(Excerpts from a figure dataset)
>> BEGIN

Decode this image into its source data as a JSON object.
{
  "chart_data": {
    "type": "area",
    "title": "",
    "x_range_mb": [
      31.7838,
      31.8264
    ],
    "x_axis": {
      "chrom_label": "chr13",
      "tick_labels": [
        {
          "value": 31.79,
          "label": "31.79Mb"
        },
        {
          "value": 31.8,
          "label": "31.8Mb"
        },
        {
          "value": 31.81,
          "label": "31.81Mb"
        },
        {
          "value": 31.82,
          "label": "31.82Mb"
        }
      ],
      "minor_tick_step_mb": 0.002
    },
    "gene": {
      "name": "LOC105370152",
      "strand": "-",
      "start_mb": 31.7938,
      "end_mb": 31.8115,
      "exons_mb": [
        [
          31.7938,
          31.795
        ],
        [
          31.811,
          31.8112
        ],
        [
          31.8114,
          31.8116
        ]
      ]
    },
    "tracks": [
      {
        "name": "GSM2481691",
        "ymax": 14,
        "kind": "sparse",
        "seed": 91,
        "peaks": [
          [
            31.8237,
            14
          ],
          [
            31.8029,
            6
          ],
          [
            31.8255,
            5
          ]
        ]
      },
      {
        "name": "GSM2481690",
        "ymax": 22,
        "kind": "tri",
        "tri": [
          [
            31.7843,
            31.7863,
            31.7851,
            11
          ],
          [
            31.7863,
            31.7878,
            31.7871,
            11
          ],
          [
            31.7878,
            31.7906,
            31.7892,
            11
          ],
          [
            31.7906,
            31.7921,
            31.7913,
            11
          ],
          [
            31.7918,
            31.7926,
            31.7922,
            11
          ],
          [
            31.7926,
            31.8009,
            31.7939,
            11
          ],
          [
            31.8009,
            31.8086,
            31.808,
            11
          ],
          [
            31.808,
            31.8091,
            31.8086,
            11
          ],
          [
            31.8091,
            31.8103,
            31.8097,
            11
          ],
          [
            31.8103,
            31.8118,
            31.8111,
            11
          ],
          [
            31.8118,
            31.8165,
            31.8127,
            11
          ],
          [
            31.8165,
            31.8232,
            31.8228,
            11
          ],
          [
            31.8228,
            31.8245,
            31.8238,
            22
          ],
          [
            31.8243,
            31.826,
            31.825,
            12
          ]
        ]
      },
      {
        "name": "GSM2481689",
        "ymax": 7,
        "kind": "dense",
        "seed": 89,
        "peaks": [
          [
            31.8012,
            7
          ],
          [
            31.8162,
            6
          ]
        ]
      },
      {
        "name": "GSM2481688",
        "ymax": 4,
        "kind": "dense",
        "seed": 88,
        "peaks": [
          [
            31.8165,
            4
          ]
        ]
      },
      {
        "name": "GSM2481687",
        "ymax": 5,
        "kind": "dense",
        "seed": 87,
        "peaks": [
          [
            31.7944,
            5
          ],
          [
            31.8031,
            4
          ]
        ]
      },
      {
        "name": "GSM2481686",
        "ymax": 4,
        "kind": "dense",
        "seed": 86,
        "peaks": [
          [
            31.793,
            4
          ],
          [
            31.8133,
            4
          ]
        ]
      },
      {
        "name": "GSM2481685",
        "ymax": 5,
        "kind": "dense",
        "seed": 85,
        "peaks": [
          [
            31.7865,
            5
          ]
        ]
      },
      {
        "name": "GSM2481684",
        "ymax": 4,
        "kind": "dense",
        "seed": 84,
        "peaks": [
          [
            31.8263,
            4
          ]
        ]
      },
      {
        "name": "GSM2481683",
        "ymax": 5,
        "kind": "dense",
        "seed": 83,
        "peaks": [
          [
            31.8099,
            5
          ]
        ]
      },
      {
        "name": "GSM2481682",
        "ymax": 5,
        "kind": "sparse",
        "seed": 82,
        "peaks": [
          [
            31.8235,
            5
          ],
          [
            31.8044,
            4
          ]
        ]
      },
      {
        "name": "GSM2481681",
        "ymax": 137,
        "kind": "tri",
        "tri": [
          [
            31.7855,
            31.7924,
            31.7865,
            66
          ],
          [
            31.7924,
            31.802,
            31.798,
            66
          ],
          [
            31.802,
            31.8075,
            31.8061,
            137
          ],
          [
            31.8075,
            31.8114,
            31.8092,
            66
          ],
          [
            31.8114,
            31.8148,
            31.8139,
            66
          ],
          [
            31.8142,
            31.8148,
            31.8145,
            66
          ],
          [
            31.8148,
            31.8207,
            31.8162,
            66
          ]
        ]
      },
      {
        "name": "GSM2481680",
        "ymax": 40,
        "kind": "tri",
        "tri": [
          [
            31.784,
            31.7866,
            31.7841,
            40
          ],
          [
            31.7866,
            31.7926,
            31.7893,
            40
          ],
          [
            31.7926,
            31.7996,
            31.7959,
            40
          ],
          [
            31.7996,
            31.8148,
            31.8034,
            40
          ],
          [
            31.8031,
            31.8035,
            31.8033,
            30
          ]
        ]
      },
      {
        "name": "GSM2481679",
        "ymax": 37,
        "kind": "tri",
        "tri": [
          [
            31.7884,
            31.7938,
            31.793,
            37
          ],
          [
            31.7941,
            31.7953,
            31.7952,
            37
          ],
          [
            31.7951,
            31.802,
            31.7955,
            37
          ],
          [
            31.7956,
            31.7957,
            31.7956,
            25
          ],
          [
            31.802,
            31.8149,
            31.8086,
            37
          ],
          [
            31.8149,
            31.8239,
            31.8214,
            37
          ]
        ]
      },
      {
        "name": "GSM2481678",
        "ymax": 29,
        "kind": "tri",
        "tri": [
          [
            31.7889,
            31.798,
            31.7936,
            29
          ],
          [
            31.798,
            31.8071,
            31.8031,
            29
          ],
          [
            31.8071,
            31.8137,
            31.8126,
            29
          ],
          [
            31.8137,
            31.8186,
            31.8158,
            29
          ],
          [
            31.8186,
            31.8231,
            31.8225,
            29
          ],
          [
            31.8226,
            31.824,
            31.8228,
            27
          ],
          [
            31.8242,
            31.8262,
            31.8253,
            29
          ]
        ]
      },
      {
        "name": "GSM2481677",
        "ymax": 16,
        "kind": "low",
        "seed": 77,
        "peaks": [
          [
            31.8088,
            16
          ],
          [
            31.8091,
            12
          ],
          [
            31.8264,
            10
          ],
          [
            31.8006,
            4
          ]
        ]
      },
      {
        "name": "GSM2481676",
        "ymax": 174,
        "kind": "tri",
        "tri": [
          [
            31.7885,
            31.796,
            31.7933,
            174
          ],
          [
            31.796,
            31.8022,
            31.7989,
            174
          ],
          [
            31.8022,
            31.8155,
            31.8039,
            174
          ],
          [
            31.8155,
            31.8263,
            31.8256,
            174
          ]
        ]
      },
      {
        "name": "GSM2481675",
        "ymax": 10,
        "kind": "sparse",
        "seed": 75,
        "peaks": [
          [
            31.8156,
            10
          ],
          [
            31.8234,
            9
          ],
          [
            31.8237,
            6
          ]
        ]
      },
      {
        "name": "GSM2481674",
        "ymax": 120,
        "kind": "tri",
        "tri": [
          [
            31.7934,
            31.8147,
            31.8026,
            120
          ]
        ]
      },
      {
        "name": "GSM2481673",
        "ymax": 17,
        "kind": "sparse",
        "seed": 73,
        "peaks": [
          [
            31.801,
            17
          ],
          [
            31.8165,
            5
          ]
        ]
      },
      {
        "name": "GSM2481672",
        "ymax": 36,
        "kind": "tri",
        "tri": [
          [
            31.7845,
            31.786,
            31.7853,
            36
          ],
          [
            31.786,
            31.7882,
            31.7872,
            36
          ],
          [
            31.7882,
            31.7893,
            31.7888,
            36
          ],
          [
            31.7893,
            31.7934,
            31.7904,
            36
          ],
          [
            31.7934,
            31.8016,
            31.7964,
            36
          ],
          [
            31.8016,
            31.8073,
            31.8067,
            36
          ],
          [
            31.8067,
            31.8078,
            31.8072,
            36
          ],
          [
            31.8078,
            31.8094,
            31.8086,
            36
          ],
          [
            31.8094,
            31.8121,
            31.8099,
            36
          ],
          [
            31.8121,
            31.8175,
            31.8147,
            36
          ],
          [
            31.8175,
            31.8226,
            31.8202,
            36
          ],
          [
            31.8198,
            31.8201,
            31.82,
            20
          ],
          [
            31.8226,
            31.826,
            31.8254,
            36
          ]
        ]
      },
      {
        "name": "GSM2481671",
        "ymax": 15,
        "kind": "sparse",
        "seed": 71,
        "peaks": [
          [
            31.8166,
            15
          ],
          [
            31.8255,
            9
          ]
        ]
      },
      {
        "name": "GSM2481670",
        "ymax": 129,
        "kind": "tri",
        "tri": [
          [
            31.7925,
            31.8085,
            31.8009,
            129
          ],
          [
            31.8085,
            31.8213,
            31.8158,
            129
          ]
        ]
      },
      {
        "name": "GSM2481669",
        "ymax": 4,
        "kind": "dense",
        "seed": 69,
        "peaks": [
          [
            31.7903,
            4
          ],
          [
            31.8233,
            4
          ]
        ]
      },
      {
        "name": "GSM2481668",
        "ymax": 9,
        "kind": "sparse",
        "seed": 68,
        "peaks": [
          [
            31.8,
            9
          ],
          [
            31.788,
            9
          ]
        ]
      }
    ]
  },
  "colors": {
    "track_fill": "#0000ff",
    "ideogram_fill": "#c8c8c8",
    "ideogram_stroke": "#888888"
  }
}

>> END

From the listing above, copy out each line where the word "value" appears.

          "value": 31.79,
          "value": 31.8,
          "value": 31.81,
          "value": 31.82,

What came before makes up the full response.